Make an exact transcription of the material, leaving out all images.

## Entries
□ □ □ □ □ □ □
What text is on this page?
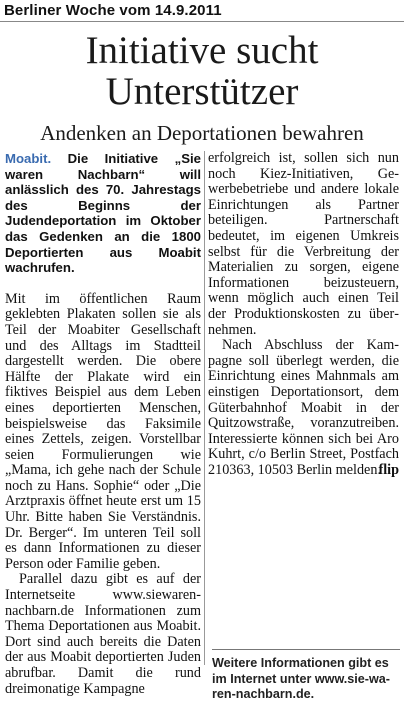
Berliner Woche vom 14.9.2011
Initiative sucht Unterstützer
Andenken an Deportationen bewahren
Moabit. Die Initiative „Sie waren Nachbarn“ will anlässlich des 70. Jahrestags des Beginns der Judendeportation im Oktober das Gedenken an die 1800 Deportierten aus Moabit wachrufen.

Mit im öffentlichen Raum geklebten Plakaten sollen sie als Teil der Moabiter Gesellschaft und des Alltags im Stadtteil dargestellt werden. Die obere Hälfte der Plakate wird ein fiktives Beispiel aus dem Leben eines deportierten Menschen, beispielsweise das Faksimile eines Zettels, zeigen. Vorstellbar seien Formulierungen wie „Mama, ich gehe nach der Schule noch zu Hans. Sophie“ oder „Die Arztpraxis öffnet heute erst um 15 Uhr. Bitte haben Sie Verständnis. Dr. Berger“. Im unteren Teil soll es dann Informationen zu dieser Person oder Familie geben.

Parallel dazu gibt es auf der Internetseite www.siewaren-nachbarn.de Informationen zum Thema Deportationen aus Moabit. Dort sind auch bereits die Daten der aus Moabit deportierten Juden abrufbar. Damit die rund dreimonatige Kampagne

erfolgreich ist, sollen sich nun noch Kiez-Initiativen, Gewerbebetriebe und andere lokale Einrichtungen als Partner beteiligen. Partnerschaft bedeutet, im eigenen Umkreis selbst für die Verbreitung der Materialien zu sorgen, eigene Informationen beizusteuern, wenn möglich auch einen Teil der Produktionskosten zu übernehmen.

Nach Abschluss der Kampagne soll überlegt werden, die Einrichtung eines Mahnmals am einstigen Deportationsort, dem Güterbahnhof Moabit in der Quitzowstraße, voranzutreiben. Interessierte können sich bei Aro Kuhrt, c/o Berlin Street, Postfach 210363, 10503 Berlin melden.

flip
Weitere Informationen gibt es im Internet unter www.sie-waren-nachbarn.de.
□ □ □ □ □ □ □
## Written response
What text is on this page?
Berliner Woche vom 14.9.2011
Initiative sucht Unterstützer
Andenken an Deportationen bewahren
Moabit. Die Initiative „Sie waren Nachbarn“ will anlässlich des 70. Jahrestags des Beginns der Judendeportation im Oktober das Gedenken an die 1800 Deportierten aus Moabit wachrufen.

Mit im öffentlichen Raum geklebten Plakaten sollen sie als Teil der Moabiter Gesellschaft und des Alltags im Stadtteil dargestellt werden. Die obere Hälfte der Plakate wird ein fiktives Beispiel aus dem Leben eines deportierten Menschen, beispielsweise das Faksimile eines Zettels, zeigen. Vorstellbar seien Formulierungen wie „Mama, ich gehe nach der Schule noch zu Hans. Sophie“ oder „Die Arztpraxis öffnet heute erst um 15 Uhr. Bitte haben Sie Verständnis. Dr. Berger“. Im unteren Teil soll es dann Informationen zu dieser Person oder Familie geben.

Parallel dazu gibt es auf der Internetseite www.siewaren-nachbarn.de Informationen zum Thema Deportationen aus Moabit. Dort sind auch bereits die Daten der aus Moabit deportierten Juden abrufbar. Damit die rund dreimonatige Kampagne

erfolgreich ist, sollen sich nun noch Kiez-Initiativen, Gewerbebetriebe und andere lokale Einrichtungen als Partner beteiligen. Partnerschaft bedeutet, im eigenen Umkreis selbst für die Verbreitung der Materialien zu sorgen, eigene Informationen beizusteuern, wenn möglich auch einen Teil der Produktionskosten zu übernehmen.

Nach Abschluss der Kampagne soll überlegt werden, die Einrichtung eines Mahnmals am einstigen Deportationsort, dem Güterbahnhof Moabit in der Quitzowstraße, voranzutreiben. Interessierte können sich bei Aro Kuhrt, c/o Berlin Street, Postfach 210363, 10503 Berlin melden.

flip
Weitere Informationen gibt es im Internet unter www.sie-waren-nachbarn.de.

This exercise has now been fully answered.